### TASK DETAILS
Write the next part of the blog post on malware incident response tools and reading, starting right after its last sentence.

== READING TEXT

Back in my “younger” days of malware response, tool sets were pretty limited and there seemed to be just a few strong "antimalware” package tools available. One of those I depended on was Spybot-Search & Destroy.  As my skills got sharper and my toolsets became more focused due to the advances in malware, I gradually drifted away from using it regularly.  I was pleased recently to find that they are still kicking strong and have recently made available Spybot Search & Destroy 2.0 Beta 4 for public download and testing.  This version offers “Live Protection” by default, performance improvements, and Explorer shell integration.  Check it out!

The ISC Diary handler Chris Mohan posted Safer Windows Incident Response with a reminder of the dangers of incident-response handler’s cross contamination when working on a potentially compromised system.

Windows Incident Response bloggist Keydet89 has some good tips, and touches on incident response items in his New Stuff post from a just a few days ago.

Specifically he calls out to Corey Harrell’s Journey Into Incident Response blog post Linkz 4 Exploits to Malware. In it, Cory gives some perspectives on Harlan’s Malware Detection Checklist.  Checklists like this are a great starting point for incident response.  Granted, every situation is different, and the hardware, software, and network topology that you operate in may require much fine-tuning to dial-it-in for the best signal to noise ratio. But that’s the point, take the time to develop a structured incident response plan/checklist and the investment will pay off when the stress in on…helping guide you and ensuring no stone gets left unturned.

Cory goes on to address alternatives at finding malware, mentioning Mark Morgan over at My Stupid Forensic Blog discussing How to Identify Malware Behavior.  He then leads over to touch on malware analysis via The Hexacorn blogs post Automation vs. In-depth Malware Analysis.

Both Cory’s post and the referenced links reminded me of Mark Russinovich’s most excellent material recently posted at the Sysinternals Site Discussion pages:

Zero Day Malware Cleaning with the Sysinternals Tools (link to PDF): Mark has posted the slides from the highly-attended and well received Blackhat 2011 Workshop he delivered last week, Zero Day Malware Cleaning with the Sysinternals Tools, which demonstrates how to use the Sysinternals tools to hunt down and eliminate malware.

The team at Mandiant really lead the way in the IR community as well. Not only is their business based on incident response, they continue to offer great MANDIANT: Free Software to the IR community. Those tools aid in detection, analysis, and reporting of all kinds of bad-things. 

TZWorks also offers a great selection of specialized (and free) Prototype Downloads for Forensic tools covering areas such as Artifact Analysis, Registry/Event Analysis, NTFS Analysis, Network Utilities, and PE Utilities. And they come in both 32 and 64-bit flavors!

To borrow a concept from the PDCA process, incident response needs to be seen as a continual process; plan for incident detection, do the incident response, check & study your response and findings, and act on that knowledge to improve your future responses.  All of the items mentioned in the links above can contribute to that process.

For a good read, take a look at F-Secure’s post How we found the file that was used to Hack RSA. This is a fantastic example of not being satisfied with the initial response and mitigation, but going the extra mile to hunt down the actual file used in the RSA attack.  In doing so, they discover that while the attack plan may have been quite specialized, the actual attack vector wasn’t so much.

====
== INFORMATION SUPPLIED

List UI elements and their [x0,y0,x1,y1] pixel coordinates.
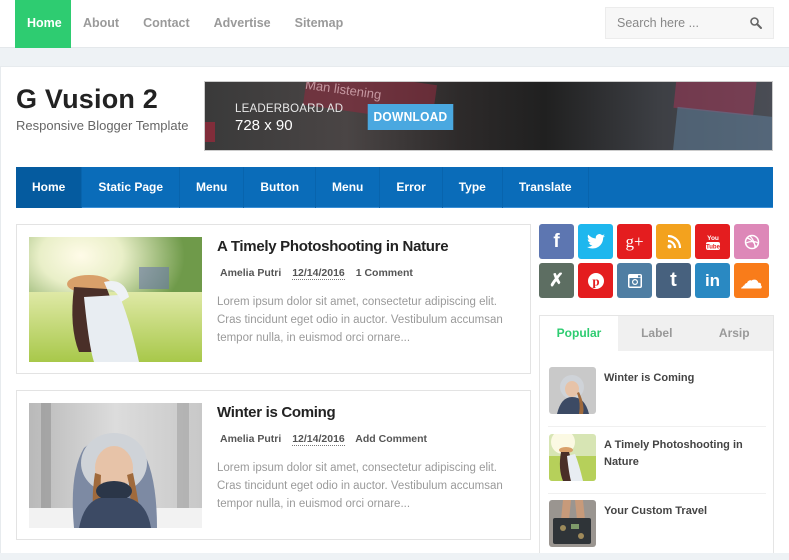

====

### OUTPUT FOR THIS EXERCISE
TinyApps bloggist pulls some most excellent fresh finds in considering the question Is it possible to recover data from a drive overwritten with zeros once?  The conclusion of all the linkage sources provided still seems to be pretty much “Nope!”. From the post:

Daniel Feenberg's Can Intelligence Agencies Read Overwritten Data? and Craig Wright's Overwriting Hard Drive Data are. For those who are still confused (or are just fond of pictures), see Disk Wiping - One Pass is Enough - Part 2 (this time with screenshots).

(Note: that last post link as well as an unreferenced Part I post: Disk Wiping – One Pass is Enough both are from the Anti-Forensics blog.)

I’ve also touched on the subject of secure-disk wiping here at GSD in series of posts:

It was in that last post that I mentioned the following:

I read with curiosity the following posts:

With the exception of the Data Sanitization Tutorial (PDF-link) written by the University of California at San Diego Center for Magnetic Recording Research, I haven’t seen very many other official-grade research papers that detail just how effective a single-pass bit-wipe of a drive is in comparison to a 3-pass or even a 35-pass wipe.  Now there’s a new research paper on the block Overwriting Hard Drive Data: The Great Wiping Controversy that seeks to dispel the mythos surrounding multi-pass wipes.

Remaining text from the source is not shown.